Goal ▸
Among the lines of these entries, how many hold the word "проживання"? State only the number.
---
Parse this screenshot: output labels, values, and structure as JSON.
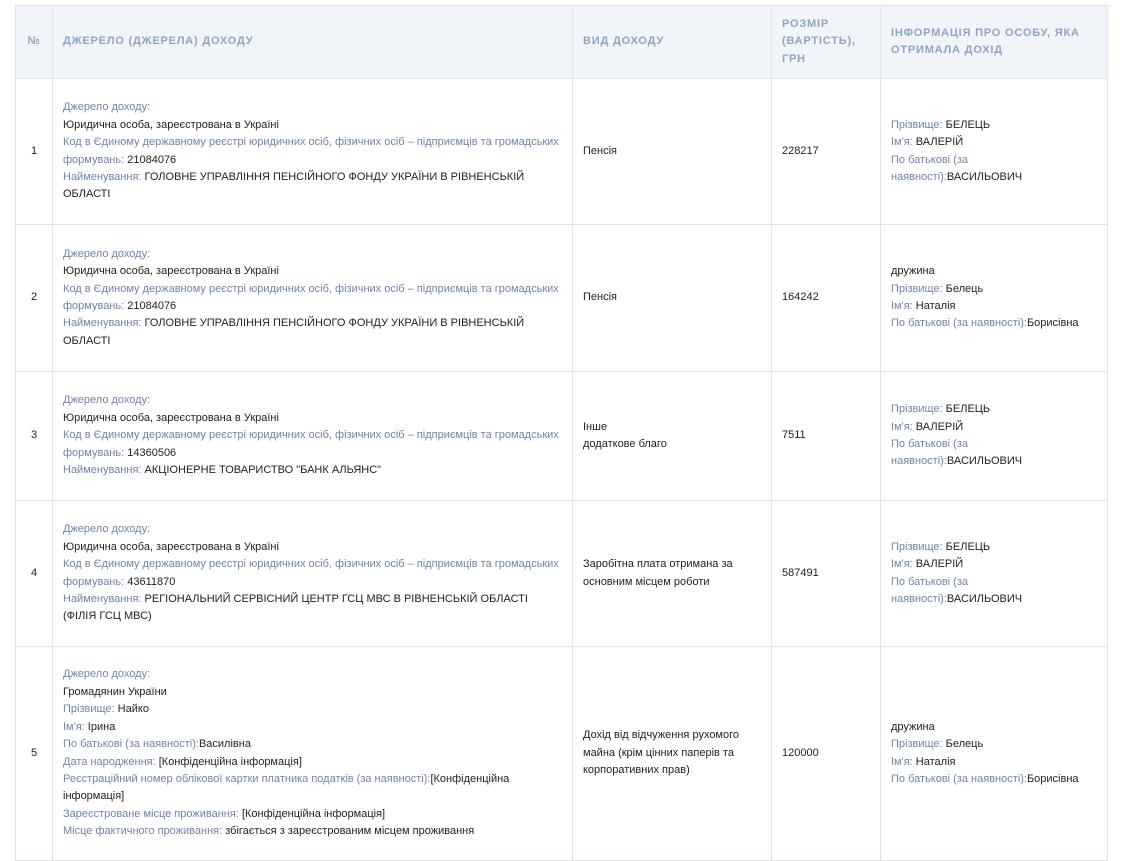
{
  "headers": {
    "num": "№",
    "source": "Джерело (джерела) доходу",
    "type": "Вид доходу",
    "amount": "Розмір (вартість), грн",
    "person": "Інформація про особу, яка отримала дохід"
  },
  "labels": {
    "source": "Джерело доходу:",
    "code": "Код в Єдиному державному реєстрі юридичних осіб, фізичних осіб – підприємців та громадських формувань:",
    "name": "Найменування:",
    "surname": "Прізвище:",
    "firstname": "Ім'я:",
    "patronymic": "По батькові (за наявності):",
    "birthdate": "Дата народження:",
    "taxnum": "Реєстраційний номер облікової картки платника податків (за наявності):",
    "regaddress": "Зареєстроване місце проживання:",
    "actualaddress": "Місце фактичного проживання:"
  },
  "rows": [
    {
      "num": "1",
      "source_kind": "Юридична особа, зареєстрована в Україні",
      "code": "21084076",
      "name": "ГОЛОВНЕ УПРАВЛІННЯ ПЕНСІЙНОГО ФОНДУ УКРАЇНИ В РІВНЕНСЬКІЙ ОБЛАСТІ",
      "type": "Пенсія",
      "amount": "228217",
      "person": {
        "relation": "",
        "surname": "БЕЛЕЦЬ",
        "firstname": "ВАЛЕРІЙ",
        "patronymic": "ВАСИЛЬОВИЧ"
      }
    },
    {
      "num": "2",
      "source_kind": "Юридична особа, зареєстрована в Україні",
      "code": "21084076",
      "name": "ГОЛОВНЕ УПРАВЛІННЯ ПЕНСІЙНОГО ФОНДУ УКРАЇНИ В РІВНЕНСЬКІЙ ОБЛАСТІ",
      "type": "Пенсія",
      "amount": "164242",
      "person": {
        "relation": "дружина",
        "surname": "Белець",
        "firstname": "Наталія",
        "patronymic": "Борисівна"
      }
    },
    {
      "num": "3",
      "source_kind": "Юридична особа, зареєстрована в Україні",
      "code": "14360506",
      "name": "АКЦІОНЕРНЕ ТОВАРИСТВО \"БАНК АЛЬЯНС\"",
      "type": "Інше",
      "type_extra": "додаткове благо",
      "amount": "7511",
      "person": {
        "relation": "",
        "surname": "БЕЛЕЦЬ",
        "firstname": "ВАЛЕРІЙ",
        "patronymic": "ВАСИЛЬОВИЧ"
      }
    },
    {
      "num": "4",
      "source_kind": "Юридична особа, зареєстрована в Україні",
      "code": "43611870",
      "name": "РЕГІОНАЛЬНИЙ СЕРВІСНИЙ ЦЕНТР ГСЦ МВС В РІВНЕНСЬКІЙ ОБЛАСТІ (ФІЛІЯ ГСЦ МВС)",
      "type": "Заробітна плата отримана за основним місцем роботи",
      "amount": "587491",
      "person": {
        "relation": "",
        "surname": "БЕЛЕЦЬ",
        "firstname": "ВАЛЕРІЙ",
        "patronymic": "ВАСИЛЬОВИЧ"
      }
    },
    {
      "num": "5",
      "source_kind": "Громадянин України",
      "surname": "Найко",
      "firstname": "Ірина",
      "patronymic": "Василівна",
      "birthdate": "[Конфіденційна інформація]",
      "taxnum": "[Конфіденційна інформація]",
      "regaddress": "[Конфіденційна інформація]",
      "actualaddress": "збігається з зареєстрованим місцем проживання",
      "type": "Дохід від відчуження рухомого майна (крім цінних паперів та корпоративних прав)",
      "amount": "120000",
      "person": {
        "relation": "дружина",
        "surname": "Белець",
        "firstname": "Наталія",
        "patronymic": "Борисівна"
      }
    }
  ]
}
---
Result for this task ▸
3